▸ Exercise details: Below are records; state how many of their lines hold the word "SWAP", and give only the figure.

▸ Dataset items:
"""

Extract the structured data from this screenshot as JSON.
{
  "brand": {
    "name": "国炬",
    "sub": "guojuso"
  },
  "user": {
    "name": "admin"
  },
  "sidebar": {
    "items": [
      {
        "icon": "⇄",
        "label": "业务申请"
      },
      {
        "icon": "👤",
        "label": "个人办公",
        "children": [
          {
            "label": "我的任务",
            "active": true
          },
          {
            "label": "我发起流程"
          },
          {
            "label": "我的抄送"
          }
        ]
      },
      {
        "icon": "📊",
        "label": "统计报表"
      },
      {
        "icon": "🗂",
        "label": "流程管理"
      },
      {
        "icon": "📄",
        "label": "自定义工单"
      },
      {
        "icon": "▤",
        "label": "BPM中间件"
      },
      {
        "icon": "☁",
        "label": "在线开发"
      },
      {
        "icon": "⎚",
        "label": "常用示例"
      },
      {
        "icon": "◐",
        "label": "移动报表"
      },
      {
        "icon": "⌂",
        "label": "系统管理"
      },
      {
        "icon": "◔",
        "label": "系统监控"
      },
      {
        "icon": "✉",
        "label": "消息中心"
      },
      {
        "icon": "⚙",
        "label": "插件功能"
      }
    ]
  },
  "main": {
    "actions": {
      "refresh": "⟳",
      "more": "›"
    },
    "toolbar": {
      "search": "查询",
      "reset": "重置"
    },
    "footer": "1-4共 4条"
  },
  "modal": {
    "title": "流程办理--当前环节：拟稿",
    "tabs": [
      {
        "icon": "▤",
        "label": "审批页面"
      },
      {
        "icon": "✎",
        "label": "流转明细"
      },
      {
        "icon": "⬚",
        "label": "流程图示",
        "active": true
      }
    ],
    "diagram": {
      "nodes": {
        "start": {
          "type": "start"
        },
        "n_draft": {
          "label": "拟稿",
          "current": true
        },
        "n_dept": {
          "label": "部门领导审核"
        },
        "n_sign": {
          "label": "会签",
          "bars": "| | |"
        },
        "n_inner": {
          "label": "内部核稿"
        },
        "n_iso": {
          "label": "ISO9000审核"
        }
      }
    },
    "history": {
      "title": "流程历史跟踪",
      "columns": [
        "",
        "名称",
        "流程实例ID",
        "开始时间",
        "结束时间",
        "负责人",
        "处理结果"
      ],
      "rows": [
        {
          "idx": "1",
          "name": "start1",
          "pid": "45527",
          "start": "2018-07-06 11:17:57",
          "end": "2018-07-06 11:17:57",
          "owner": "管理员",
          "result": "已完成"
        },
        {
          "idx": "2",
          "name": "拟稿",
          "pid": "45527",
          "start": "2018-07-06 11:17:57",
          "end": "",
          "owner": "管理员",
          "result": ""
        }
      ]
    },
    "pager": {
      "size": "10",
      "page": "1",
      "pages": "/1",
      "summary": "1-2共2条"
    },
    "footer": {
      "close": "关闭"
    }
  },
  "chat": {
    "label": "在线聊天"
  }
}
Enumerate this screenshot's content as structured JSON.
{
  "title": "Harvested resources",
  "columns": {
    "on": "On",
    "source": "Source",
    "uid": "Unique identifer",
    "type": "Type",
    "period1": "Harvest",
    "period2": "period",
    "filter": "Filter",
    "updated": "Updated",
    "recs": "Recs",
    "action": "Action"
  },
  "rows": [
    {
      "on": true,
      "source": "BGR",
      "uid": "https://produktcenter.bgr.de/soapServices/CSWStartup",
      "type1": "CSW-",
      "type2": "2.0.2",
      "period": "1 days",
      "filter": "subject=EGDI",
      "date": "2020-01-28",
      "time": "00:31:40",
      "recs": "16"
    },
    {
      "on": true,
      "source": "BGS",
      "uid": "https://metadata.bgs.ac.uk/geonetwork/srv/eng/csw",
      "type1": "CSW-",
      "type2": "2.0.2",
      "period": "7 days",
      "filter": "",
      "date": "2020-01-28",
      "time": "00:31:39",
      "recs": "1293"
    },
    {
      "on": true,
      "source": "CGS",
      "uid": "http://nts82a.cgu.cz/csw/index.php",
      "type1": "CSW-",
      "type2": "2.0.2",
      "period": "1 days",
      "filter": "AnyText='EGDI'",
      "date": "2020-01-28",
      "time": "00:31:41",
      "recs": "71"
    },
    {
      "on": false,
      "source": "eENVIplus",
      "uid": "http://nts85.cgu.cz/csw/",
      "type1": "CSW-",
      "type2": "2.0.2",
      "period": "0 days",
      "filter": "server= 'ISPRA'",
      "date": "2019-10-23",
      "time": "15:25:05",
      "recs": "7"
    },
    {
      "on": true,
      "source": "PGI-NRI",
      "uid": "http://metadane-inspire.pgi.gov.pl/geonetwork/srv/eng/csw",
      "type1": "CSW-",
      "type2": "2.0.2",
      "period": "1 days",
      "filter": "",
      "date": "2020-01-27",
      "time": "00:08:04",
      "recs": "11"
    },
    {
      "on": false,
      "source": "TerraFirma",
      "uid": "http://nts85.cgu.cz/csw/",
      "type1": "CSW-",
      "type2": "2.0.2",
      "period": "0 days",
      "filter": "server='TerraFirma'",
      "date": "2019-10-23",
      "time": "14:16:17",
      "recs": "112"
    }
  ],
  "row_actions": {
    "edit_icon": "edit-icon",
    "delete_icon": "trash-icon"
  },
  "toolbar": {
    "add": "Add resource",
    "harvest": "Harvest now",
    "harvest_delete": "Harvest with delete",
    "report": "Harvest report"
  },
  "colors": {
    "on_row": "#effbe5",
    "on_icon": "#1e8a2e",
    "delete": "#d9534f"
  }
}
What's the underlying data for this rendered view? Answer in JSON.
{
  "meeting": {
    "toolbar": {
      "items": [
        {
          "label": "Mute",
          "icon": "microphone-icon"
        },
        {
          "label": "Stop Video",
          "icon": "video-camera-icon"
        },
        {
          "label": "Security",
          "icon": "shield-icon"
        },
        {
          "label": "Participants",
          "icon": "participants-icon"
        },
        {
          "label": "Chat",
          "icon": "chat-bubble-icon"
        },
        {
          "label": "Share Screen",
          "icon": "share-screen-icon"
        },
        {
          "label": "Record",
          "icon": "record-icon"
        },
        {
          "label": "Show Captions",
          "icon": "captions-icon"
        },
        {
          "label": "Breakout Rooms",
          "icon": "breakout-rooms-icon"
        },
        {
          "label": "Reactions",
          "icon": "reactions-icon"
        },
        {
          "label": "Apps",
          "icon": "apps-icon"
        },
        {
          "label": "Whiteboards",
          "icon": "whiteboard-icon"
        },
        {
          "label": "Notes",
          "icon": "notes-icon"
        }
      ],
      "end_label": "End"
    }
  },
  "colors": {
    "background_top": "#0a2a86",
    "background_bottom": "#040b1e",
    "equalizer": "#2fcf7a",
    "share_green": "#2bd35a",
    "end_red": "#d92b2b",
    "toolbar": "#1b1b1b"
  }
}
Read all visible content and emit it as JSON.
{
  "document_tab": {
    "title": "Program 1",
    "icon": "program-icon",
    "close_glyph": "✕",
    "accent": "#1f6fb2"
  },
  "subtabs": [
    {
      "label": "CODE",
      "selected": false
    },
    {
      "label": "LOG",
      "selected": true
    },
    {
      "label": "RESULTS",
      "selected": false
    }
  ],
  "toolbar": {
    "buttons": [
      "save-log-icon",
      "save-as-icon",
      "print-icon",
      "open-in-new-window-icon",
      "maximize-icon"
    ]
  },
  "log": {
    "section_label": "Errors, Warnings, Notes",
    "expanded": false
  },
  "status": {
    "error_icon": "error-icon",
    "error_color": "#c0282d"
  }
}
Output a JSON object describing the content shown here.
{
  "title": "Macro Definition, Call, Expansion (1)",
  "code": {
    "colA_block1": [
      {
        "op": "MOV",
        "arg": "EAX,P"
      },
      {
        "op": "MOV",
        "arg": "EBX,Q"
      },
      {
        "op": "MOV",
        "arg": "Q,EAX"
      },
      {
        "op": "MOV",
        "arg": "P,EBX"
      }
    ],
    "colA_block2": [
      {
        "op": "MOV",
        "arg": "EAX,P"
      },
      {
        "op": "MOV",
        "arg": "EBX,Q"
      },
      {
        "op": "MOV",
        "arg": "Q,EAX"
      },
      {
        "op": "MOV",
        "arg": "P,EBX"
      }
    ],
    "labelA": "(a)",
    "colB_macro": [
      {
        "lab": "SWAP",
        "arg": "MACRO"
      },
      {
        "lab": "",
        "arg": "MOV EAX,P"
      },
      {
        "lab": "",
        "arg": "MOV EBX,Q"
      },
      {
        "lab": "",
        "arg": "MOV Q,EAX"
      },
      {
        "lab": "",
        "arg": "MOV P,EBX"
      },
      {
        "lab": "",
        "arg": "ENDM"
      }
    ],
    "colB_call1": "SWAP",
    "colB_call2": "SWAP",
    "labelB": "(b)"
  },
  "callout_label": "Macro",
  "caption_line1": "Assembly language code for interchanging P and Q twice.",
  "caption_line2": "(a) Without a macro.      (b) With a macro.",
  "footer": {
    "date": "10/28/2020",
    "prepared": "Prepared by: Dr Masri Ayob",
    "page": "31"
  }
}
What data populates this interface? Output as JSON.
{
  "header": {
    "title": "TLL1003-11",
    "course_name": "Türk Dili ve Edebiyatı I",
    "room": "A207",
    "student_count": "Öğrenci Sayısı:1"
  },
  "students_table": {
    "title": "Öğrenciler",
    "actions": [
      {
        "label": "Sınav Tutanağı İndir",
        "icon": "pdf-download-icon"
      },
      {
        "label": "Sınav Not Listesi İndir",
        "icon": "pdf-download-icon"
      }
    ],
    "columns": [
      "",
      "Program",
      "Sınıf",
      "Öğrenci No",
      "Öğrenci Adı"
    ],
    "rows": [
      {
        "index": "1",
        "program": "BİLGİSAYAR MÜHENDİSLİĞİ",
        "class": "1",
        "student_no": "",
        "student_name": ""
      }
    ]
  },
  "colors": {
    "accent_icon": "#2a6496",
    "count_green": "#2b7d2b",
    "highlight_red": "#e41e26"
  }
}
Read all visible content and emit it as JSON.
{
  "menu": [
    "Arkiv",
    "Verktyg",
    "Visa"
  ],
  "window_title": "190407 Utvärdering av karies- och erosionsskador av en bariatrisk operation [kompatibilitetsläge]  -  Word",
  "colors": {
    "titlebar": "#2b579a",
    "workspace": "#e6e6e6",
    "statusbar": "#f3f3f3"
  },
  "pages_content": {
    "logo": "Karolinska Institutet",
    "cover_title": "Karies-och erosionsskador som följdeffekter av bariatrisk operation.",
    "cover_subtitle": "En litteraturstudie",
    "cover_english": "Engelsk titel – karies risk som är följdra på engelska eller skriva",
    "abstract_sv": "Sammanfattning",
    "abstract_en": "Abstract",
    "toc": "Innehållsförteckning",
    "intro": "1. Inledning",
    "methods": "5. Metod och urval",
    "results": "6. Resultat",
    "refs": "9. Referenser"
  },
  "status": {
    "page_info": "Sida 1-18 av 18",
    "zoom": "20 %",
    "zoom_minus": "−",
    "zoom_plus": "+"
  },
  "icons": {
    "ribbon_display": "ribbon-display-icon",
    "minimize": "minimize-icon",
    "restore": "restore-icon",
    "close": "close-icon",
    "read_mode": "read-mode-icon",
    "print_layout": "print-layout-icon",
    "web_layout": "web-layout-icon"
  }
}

"""

▸ Exercise result: 3